## Task
Reply with one number only, the count of lines holding the string "position".
--- begin Input rows ---
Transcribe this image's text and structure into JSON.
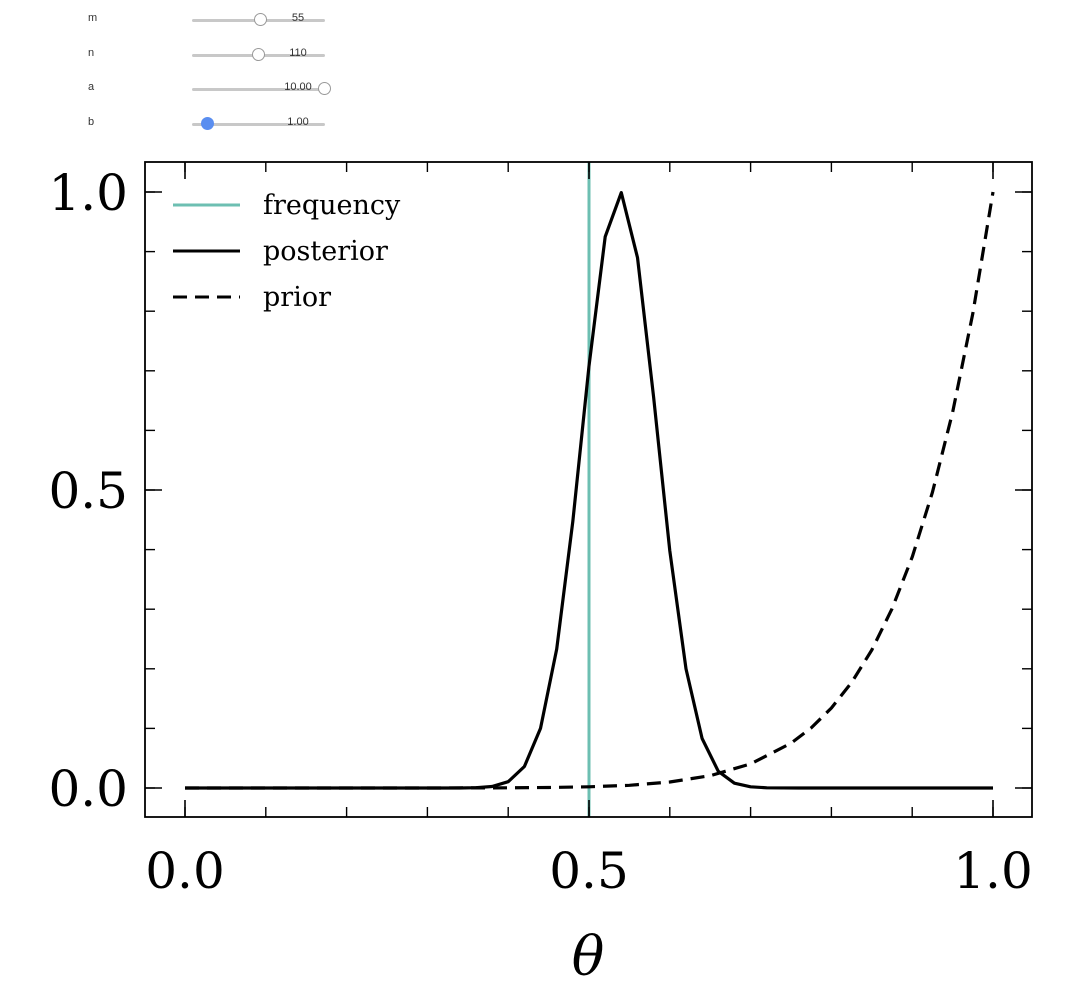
{
  "controls": {
    "sliders": [
      {
        "name": "m",
        "value": "55",
        "position": 0.52,
        "active": false
      },
      {
        "name": "n",
        "value": "110",
        "position": 0.5,
        "active": false
      },
      {
        "name": "a",
        "value": "10.00",
        "position": 1.0,
        "active": false
      },
      {
        "name": "b",
        "value": "1.00",
        "position": 0.12,
        "active": true
      }
    ]
  },
  "chart_data": {
    "type": "line",
    "xlabel": "θ",
    "ylabel": "",
    "xlim": [
      -0.05,
      1.05
    ],
    "ylim": [
      -0.05,
      1.05
    ],
    "xticks": [
      {
        "v": 0.0,
        "label": "0.0"
      },
      {
        "v": 0.5,
        "label": "0.5"
      },
      {
        "v": 1.0,
        "label": "1.0"
      }
    ],
    "yticks": [
      {
        "v": 0.0,
        "label": "0.0"
      },
      {
        "v": 0.5,
        "label": "0.5"
      },
      {
        "v": 1.0,
        "label": "1.0"
      }
    ],
    "minor_tick_step": 0.1,
    "grid": false,
    "legend_placement": "top-left",
    "colors": {
      "frequency": "#6dbfb2",
      "posterior": "#000000",
      "prior": "#000000"
    },
    "series": [
      {
        "name": "frequency",
        "style": "solid",
        "vline": 0.5
      },
      {
        "name": "posterior",
        "style": "solid",
        "x": [
          0.0,
          0.1,
          0.2,
          0.3,
          0.34,
          0.36,
          0.38,
          0.4,
          0.42,
          0.44,
          0.46,
          0.48,
          0.5,
          0.52,
          0.54,
          0.56,
          0.58,
          0.6,
          0.62,
          0.64,
          0.66,
          0.68,
          0.7,
          0.72,
          0.76,
          0.8,
          0.9,
          1.0
        ],
        "y": [
          0,
          0,
          0,
          0,
          0,
          0.0005,
          0.0026,
          0.0105,
          0.036,
          0.1,
          0.233,
          0.447,
          0.708,
          0.925,
          0.999,
          0.89,
          0.656,
          0.398,
          0.2,
          0.083,
          0.028,
          0.008,
          0.002,
          0.0004,
          0,
          0,
          0,
          0
        ]
      },
      {
        "name": "prior",
        "style": "dashed",
        "x": [
          0.0,
          0.1,
          0.2,
          0.3,
          0.4,
          0.45,
          0.5,
          0.55,
          0.6,
          0.65,
          0.7,
          0.75,
          0.775,
          0.8,
          0.825,
          0.85,
          0.875,
          0.9,
          0.925,
          0.95,
          0.975,
          1.0
        ],
        "y": [
          0,
          0,
          0,
          2e-05,
          0.00026,
          0.00076,
          0.00195,
          0.0046,
          0.0101,
          0.0207,
          0.0404,
          0.0751,
          0.1009,
          0.1342,
          0.177,
          0.2316,
          0.3007,
          0.3874,
          0.496,
          0.6302,
          0.796,
          1.0
        ]
      }
    ]
  }
}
--- end Input rows ---
## Solution for this problem
4